> [Task prompt] Check each line of the records below for the word "Enter" and copy those where it appears.

======== Dataset records

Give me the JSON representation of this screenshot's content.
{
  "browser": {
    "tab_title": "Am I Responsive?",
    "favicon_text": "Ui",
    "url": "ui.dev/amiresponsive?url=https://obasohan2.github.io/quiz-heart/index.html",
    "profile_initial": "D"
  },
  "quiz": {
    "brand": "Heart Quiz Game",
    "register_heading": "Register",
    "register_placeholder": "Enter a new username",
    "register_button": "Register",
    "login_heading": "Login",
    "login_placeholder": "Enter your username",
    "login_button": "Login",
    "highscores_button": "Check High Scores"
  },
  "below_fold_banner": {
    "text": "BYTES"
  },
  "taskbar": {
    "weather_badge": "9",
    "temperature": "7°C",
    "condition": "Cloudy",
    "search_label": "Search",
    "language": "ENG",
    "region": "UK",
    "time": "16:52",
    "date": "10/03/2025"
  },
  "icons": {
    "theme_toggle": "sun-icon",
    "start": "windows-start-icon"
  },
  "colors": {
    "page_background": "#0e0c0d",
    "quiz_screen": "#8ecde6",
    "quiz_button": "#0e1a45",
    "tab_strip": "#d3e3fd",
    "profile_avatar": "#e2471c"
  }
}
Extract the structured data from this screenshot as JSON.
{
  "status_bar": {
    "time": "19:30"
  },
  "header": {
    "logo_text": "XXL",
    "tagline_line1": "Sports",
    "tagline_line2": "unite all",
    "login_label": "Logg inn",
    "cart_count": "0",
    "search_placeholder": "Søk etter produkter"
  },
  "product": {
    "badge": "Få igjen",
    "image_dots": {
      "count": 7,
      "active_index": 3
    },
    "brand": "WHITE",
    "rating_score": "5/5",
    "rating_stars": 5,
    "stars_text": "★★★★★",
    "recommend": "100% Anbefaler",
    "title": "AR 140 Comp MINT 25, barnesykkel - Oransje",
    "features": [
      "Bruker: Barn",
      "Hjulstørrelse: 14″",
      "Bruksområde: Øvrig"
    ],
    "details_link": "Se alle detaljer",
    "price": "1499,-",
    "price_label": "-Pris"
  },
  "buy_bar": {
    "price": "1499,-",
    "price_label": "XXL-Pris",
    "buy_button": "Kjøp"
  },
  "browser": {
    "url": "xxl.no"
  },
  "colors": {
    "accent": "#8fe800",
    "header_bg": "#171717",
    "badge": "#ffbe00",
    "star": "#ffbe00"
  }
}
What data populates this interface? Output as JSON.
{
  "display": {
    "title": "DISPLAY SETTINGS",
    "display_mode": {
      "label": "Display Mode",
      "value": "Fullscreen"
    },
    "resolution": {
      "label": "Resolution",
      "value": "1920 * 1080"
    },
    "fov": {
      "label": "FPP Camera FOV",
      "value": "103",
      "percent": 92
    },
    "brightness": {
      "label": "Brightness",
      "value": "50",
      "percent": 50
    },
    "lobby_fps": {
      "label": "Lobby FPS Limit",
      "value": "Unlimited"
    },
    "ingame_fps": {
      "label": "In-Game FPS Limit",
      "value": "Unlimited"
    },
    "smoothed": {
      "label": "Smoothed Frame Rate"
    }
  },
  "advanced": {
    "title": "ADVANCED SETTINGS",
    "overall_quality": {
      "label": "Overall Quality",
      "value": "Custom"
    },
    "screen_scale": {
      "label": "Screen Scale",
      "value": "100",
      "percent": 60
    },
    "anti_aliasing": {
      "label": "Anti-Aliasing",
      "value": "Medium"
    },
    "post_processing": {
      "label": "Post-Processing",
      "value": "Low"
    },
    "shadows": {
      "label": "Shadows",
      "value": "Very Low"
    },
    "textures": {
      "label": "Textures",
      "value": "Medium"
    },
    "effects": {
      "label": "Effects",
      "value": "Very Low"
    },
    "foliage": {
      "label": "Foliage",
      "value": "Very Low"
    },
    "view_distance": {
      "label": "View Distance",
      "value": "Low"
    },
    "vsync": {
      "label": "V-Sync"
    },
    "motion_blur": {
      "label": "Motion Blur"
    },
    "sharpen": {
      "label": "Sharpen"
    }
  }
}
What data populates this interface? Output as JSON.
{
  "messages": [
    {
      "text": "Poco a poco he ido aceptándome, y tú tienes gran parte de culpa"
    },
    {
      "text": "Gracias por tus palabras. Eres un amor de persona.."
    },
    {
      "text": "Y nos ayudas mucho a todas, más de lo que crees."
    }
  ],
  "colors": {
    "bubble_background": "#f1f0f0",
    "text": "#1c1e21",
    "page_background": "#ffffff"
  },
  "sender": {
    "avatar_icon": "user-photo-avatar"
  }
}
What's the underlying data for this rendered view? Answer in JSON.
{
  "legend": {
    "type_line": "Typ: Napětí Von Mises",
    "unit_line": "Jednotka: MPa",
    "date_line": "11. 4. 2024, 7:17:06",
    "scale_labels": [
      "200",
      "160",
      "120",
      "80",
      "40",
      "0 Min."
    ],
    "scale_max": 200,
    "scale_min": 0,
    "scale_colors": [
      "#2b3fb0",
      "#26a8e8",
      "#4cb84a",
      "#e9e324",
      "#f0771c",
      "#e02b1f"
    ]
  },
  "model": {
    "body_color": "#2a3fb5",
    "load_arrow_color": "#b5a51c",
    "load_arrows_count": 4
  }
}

================

> [The result]
    "register_placeholder": "Enter a new username",
    "login_placeholder": "Enter your username",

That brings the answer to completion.